DATA ROWS:
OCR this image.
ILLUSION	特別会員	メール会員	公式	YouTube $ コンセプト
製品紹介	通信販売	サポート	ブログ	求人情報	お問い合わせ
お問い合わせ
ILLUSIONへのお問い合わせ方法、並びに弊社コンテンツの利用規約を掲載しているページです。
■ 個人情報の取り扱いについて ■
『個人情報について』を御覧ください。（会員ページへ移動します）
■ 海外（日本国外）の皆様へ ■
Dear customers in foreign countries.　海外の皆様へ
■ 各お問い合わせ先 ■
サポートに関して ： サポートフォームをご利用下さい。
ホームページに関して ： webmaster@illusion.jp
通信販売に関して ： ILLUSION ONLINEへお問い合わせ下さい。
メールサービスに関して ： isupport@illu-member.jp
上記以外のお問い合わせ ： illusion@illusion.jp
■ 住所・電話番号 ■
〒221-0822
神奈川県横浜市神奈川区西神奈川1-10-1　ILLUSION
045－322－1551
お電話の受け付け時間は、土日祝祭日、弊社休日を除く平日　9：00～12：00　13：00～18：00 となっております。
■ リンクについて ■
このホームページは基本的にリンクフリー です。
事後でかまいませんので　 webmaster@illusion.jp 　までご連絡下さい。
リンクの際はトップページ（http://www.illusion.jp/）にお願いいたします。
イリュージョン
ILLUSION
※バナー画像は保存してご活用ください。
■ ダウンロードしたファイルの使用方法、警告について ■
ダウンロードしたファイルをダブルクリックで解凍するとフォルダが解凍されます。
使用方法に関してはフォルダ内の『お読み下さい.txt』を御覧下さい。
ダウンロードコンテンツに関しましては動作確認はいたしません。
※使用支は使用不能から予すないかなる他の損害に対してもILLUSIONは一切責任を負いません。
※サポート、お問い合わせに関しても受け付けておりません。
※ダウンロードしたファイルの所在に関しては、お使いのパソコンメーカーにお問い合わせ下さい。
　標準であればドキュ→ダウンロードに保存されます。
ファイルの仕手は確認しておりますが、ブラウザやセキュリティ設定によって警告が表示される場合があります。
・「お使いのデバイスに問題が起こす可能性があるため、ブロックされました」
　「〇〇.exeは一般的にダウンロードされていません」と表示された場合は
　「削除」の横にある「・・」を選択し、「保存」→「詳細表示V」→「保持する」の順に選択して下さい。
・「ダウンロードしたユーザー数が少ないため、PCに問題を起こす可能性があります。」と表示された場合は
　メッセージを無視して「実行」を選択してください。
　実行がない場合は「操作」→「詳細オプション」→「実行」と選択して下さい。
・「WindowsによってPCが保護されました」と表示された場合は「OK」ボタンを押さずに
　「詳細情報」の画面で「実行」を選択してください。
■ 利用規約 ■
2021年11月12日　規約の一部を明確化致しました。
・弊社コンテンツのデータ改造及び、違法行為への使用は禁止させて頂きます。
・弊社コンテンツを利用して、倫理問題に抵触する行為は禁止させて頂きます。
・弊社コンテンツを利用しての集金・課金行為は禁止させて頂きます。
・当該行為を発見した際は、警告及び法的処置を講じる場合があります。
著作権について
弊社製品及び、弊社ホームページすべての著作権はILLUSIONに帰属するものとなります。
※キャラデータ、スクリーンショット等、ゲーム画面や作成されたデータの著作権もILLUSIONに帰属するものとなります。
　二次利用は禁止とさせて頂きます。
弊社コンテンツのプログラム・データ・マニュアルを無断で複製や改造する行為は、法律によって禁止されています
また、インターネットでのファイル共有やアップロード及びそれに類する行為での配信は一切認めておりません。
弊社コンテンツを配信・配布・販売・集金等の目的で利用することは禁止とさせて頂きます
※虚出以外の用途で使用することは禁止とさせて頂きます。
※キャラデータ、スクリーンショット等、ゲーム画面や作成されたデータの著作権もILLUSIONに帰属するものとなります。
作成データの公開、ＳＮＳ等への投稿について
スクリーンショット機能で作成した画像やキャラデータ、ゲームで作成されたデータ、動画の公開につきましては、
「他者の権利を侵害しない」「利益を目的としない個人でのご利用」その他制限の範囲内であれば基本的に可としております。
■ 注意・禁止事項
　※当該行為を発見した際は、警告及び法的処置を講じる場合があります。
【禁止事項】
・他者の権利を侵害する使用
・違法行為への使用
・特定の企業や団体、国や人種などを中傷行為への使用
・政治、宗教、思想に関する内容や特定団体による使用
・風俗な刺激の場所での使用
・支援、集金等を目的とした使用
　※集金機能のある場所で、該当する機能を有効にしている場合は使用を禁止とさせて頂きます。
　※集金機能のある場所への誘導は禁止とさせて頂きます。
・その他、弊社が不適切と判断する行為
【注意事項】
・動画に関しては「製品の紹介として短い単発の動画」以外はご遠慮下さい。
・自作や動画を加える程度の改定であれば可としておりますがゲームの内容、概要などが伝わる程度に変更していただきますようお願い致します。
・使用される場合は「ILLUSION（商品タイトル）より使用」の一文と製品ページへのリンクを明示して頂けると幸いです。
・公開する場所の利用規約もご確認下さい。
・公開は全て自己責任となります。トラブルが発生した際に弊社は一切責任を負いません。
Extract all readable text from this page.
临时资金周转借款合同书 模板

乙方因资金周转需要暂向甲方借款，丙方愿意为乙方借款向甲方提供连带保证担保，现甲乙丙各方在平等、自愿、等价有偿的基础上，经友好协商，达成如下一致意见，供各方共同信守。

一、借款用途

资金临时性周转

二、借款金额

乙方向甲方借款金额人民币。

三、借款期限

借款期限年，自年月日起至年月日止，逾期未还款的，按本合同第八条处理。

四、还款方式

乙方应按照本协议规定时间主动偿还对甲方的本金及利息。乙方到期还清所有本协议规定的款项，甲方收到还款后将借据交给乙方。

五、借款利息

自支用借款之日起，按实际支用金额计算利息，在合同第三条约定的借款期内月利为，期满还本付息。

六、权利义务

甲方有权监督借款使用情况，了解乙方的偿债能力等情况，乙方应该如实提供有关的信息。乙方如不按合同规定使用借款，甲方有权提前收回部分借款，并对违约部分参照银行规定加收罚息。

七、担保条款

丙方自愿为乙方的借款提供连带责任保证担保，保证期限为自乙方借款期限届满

TASK DETAILS: Where a line in the material above holds "と表示された場合は", copy that line.

RESULT:
　「〇〇.exeは一般的にダウンロードされていません」と表示された場合は
・「ダウンロードしたユーザー数が少ないため、PCに問題を起こす可能性があります。」と表示された場合は
・「WindowsによってPCが保護されました」と表示された場合は「OK」ボタンを押さずに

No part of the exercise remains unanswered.